**GOAL:**
Without omitting anything, retype the data that follows.

>>

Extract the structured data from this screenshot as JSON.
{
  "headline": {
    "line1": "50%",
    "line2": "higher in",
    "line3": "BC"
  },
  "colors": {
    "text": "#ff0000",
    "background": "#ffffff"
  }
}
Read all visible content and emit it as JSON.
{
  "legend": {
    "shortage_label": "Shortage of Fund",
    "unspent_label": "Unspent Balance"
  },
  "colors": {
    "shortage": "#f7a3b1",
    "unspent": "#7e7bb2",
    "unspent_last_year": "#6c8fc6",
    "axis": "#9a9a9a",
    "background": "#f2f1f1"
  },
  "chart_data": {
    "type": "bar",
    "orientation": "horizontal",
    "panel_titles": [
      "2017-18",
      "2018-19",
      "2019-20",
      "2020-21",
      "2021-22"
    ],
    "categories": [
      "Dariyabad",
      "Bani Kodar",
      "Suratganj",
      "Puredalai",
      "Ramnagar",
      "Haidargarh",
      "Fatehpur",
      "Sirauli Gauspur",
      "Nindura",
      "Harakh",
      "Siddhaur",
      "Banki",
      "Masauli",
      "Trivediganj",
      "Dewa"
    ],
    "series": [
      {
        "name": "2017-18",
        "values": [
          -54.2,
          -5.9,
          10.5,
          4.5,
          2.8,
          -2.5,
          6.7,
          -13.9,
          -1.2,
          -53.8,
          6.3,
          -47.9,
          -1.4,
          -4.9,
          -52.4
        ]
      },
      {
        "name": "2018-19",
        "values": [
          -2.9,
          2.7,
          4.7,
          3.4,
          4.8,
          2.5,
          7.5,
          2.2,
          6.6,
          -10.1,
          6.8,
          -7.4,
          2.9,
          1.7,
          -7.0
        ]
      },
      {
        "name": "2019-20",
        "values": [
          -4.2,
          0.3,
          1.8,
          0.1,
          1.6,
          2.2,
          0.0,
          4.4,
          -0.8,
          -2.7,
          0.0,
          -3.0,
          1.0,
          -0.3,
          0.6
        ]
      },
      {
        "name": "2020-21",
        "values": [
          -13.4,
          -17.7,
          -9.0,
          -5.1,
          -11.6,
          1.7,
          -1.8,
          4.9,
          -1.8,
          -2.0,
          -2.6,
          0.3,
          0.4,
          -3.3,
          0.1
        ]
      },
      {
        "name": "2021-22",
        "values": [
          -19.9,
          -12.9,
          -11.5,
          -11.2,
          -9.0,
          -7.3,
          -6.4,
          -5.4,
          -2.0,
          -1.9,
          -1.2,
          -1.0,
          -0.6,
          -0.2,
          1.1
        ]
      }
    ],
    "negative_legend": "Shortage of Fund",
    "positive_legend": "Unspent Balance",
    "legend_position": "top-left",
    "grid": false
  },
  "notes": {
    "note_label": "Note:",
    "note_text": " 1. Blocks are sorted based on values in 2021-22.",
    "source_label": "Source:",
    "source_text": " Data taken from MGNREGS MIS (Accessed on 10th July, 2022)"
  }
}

<<

**EXERCISE OUTPUT:**
Extract the structured data from this screenshot as JSON.
{
  "headline": {
    "line1": "50%",
    "line2": "higher in",
    "line3": "BC"
  },
  "colors": {
    "text": "#ff0000",
    "background": "#ffffff"
  }
}
Read all visible content and emit it as JSON.
{
  "legend": {
    "shortage_label": "Shortage of Fund",
    "unspent_label": "Unspent Balance"
  },
  "colors": {
    "shortage": "#f7a3b1",
    "unspent": "#7e7bb2",
    "unspent_last_year": "#6c8fc6",
    "axis": "#9a9a9a",
    "background": "#f2f1f1"
  },
  "chart_data": {
    "type": "bar",
    "orientation": "horizontal",
    "panel_titles": [
      "2017-18",
      "2018-19",
      "2019-20",
      "2020-21",
      "2021-22"
    ],
    "categories": [
      "Dariyabad",
      "Bani Kodar",
      "Suratganj",
      "Puredalai",
      "Ramnagar",
      "Haidargarh",
      "Fatehpur",
      "Sirauli Gauspur",
      "Nindura",
      "Harakh",
      "Siddhaur",
      "Banki",
      "Masauli",
      "Trivediganj",
      "Dewa"
    ],
    "series": [
      {
        "name": "2017-18",
        "values": [
          -54.2,
          -5.9,
          10.5,
          4.5,
          2.8,
          -2.5,
          6.7,
          -13.9,
          -1.2,
          -53.8,
          6.3,
          -47.9,
          -1.4,
          -4.9,
          -52.4
        ]
      },
      {
        "name": "2018-19",
        "values": [
          -2.9,
          2.7,
          4.7,
          3.4,
          4.8,
          2.5,
          7.5,
          2.2,
          6.6,
          -10.1,
          6.8,
          -7.4,
          2.9,
          1.7,
          -7.0
        ]
      },
      {
        "name": "2019-20",
        "values": [
          -4.2,
          0.3,
          1.8,
          0.1,
          1.6,
          2.2,
          0.0,
          4.4,
          -0.8,
          -2.7,
          0.0,
          -3.0,
          1.0,
          -0.3,
          0.6
        ]
      },
      {
        "name": "2020-21",
        "values": [
          -13.4,
          -17.7,
          -9.0,
          -5.1,
          -11.6,
          1.7,
          -1.8,
          4.9,
          -1.8,
          -2.0,
          -2.6,
          0.3,
          0.4,
          -3.3,
          0.1
        ]
      },
      {
        "name": "2021-22",
        "values": [
          -19.9,
          -12.9,
          -11.5,
          -11.2,
          -9.0,
          -7.3,
          -6.4,
          -5.4,
          -2.0,
          -1.9,
          -1.2,
          -1.0,
          -0.6,
          -0.2,
          1.1
        ]
      }
    ],
    "negative_legend": "Shortage of Fund",
    "positive_legend": "Unspent Balance",
    "legend_position": "top-left",
    "grid": false
  },
  "notes": {
    "note_label": "Note:",
    "note_text": " 1. Blocks are sorted based on values in 2021-22.",
    "source_label": "Source:",
    "source_text": " Data taken from MGNREGS MIS (Accessed on 10th July, 2022)"
  }
}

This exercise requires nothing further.